-- Given data start --

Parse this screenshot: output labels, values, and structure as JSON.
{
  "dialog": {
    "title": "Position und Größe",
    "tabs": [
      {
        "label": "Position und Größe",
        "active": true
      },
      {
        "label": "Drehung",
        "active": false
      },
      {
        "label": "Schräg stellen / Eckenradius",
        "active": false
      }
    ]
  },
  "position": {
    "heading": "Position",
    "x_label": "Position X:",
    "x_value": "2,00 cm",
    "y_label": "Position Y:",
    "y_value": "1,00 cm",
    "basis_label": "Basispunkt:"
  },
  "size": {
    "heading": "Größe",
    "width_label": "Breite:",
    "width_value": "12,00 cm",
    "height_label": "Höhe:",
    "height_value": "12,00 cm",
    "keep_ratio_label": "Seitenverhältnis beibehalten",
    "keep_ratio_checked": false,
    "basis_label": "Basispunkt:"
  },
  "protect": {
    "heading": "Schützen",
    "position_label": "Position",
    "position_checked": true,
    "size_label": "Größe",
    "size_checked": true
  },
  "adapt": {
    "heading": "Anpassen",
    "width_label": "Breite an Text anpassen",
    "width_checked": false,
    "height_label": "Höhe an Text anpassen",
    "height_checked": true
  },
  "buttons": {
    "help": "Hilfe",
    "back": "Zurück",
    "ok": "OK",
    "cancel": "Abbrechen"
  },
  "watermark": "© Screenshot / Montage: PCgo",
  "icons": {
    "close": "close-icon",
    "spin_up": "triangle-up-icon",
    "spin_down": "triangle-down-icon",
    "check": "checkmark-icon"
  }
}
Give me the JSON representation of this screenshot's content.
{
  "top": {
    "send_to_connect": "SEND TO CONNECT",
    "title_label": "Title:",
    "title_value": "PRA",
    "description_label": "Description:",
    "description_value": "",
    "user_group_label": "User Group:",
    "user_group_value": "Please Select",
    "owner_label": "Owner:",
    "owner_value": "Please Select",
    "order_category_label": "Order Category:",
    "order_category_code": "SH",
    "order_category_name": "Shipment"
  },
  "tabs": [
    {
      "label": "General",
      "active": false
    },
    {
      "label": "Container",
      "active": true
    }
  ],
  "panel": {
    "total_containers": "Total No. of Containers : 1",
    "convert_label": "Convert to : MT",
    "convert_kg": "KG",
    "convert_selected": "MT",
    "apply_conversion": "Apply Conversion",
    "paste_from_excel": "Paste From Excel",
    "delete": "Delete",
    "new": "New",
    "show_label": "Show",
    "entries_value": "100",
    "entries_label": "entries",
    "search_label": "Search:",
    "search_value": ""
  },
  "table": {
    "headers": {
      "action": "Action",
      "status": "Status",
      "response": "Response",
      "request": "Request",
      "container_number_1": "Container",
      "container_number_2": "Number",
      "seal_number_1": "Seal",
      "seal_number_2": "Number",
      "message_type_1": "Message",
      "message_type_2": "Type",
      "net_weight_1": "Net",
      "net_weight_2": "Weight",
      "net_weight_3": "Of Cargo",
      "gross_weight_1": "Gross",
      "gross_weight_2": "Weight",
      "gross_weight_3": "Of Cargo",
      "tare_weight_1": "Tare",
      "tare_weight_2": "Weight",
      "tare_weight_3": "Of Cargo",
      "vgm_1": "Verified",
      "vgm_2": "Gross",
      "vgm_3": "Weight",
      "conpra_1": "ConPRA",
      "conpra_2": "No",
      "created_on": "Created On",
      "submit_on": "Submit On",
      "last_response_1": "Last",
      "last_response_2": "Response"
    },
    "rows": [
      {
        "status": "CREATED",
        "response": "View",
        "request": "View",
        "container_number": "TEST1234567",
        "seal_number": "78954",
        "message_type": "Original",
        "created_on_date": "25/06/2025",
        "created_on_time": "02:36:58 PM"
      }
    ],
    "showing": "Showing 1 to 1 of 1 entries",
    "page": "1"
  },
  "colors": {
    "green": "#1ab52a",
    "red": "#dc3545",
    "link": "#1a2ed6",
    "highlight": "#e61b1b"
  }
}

-- Given data end --

*What is needed*
Exactly reproduce all of the entries above.

*Answer to the problem*
Parse this screenshot: output labels, values, and structure as JSON.
{
  "dialog": {
    "title": "Position und Größe",
    "tabs": [
      {
        "label": "Position und Größe",
        "active": true
      },
      {
        "label": "Drehung",
        "active": false
      },
      {
        "label": "Schräg stellen / Eckenradius",
        "active": false
      }
    ]
  },
  "position": {
    "heading": "Position",
    "x_label": "Position X:",
    "x_value": "2,00 cm",
    "y_label": "Position Y:",
    "y_value": "1,00 cm",
    "basis_label": "Basispunkt:"
  },
  "size": {
    "heading": "Größe",
    "width_label": "Breite:",
    "width_value": "12,00 cm",
    "height_label": "Höhe:",
    "height_value": "12,00 cm",
    "keep_ratio_label": "Seitenverhältnis beibehalten",
    "keep_ratio_checked": false,
    "basis_label": "Basispunkt:"
  },
  "protect": {
    "heading": "Schützen",
    "position_label": "Position",
    "position_checked": true,
    "size_label": "Größe",
    "size_checked": true
  },
  "adapt": {
    "heading": "Anpassen",
    "width_label": "Breite an Text anpassen",
    "width_checked": false,
    "height_label": "Höhe an Text anpassen",
    "height_checked": true
  },
  "buttons": {
    "help": "Hilfe",
    "back": "Zurück",
    "ok": "OK",
    "cancel": "Abbrechen"
  },
  "watermark": "© Screenshot / Montage: PCgo",
  "icons": {
    "close": "close-icon",
    "spin_up": "triangle-up-icon",
    "spin_down": "triangle-down-icon",
    "check": "checkmark-icon"
  }
}
Give me the JSON representation of this screenshot's content.
{
  "top": {
    "send_to_connect": "SEND TO CONNECT",
    "title_label": "Title:",
    "title_value": "PRA",
    "description_label": "Description:",
    "description_value": "",
    "user_group_label": "User Group:",
    "user_group_value": "Please Select",
    "owner_label": "Owner:",
    "owner_value": "Please Select",
    "order_category_label": "Order Category:",
    "order_category_code": "SH",
    "order_category_name": "Shipment"
  },
  "tabs": [
    {
      "label": "General",
      "active": false
    },
    {
      "label": "Container",
      "active": true
    }
  ],
  "panel": {
    "total_containers": "Total No. of Containers : 1",
    "convert_label": "Convert to : MT",
    "convert_kg": "KG",
    "convert_selected": "MT",
    "apply_conversion": "Apply Conversion",
    "paste_from_excel": "Paste From Excel",
    "delete": "Delete",
    "new": "New",
    "show_label": "Show",
    "entries_value": "100",
    "entries_label": "entries",
    "search_label": "Search:",
    "search_value": ""
  },
  "table": {
    "headers": {
      "action": "Action",
      "status": "Status",
      "response": "Response",
      "request": "Request",
      "container_number_1": "Container",
      "container_number_2": "Number",
      "seal_number_1": "Seal",
      "seal_number_2": "Number",
      "message_type_1": "Message",
      "message_type_2": "Type",
      "net_weight_1": "Net",
      "net_weight_2": "Weight",
      "net_weight_3": "Of Cargo",
      "gross_weight_1": "Gross",
      "gross_weight_2": "Weight",
      "gross_weight_3": "Of Cargo",
      "tare_weight_1": "Tare",
      "tare_weight_2": "Weight",
      "tare_weight_3": "Of Cargo",
      "vgm_1": "Verified",
      "vgm_2": "Gross",
      "vgm_3": "Weight",
      "conpra_1": "ConPRA",
      "conpra_2": "No",
      "created_on": "Created On",
      "submit_on": "Submit On",
      "last_response_1": "Last",
      "last_response_2": "Response"
    },
    "rows": [
      {
        "status": "CREATED",
        "response": "View",
        "request": "View",
        "container_number": "TEST1234567",
        "seal_number": "78954",
        "message_type": "Original",
        "created_on_date": "25/06/2025",
        "created_on_time": "02:36:58 PM"
      }
    ],
    "showing": "Showing 1 to 1 of 1 entries",
    "page": "1"
  },
  "colors": {
    "green": "#1ab52a",
    "red": "#dc3545",
    "link": "#1a2ed6",
    "highlight": "#e61b1b"
  }
}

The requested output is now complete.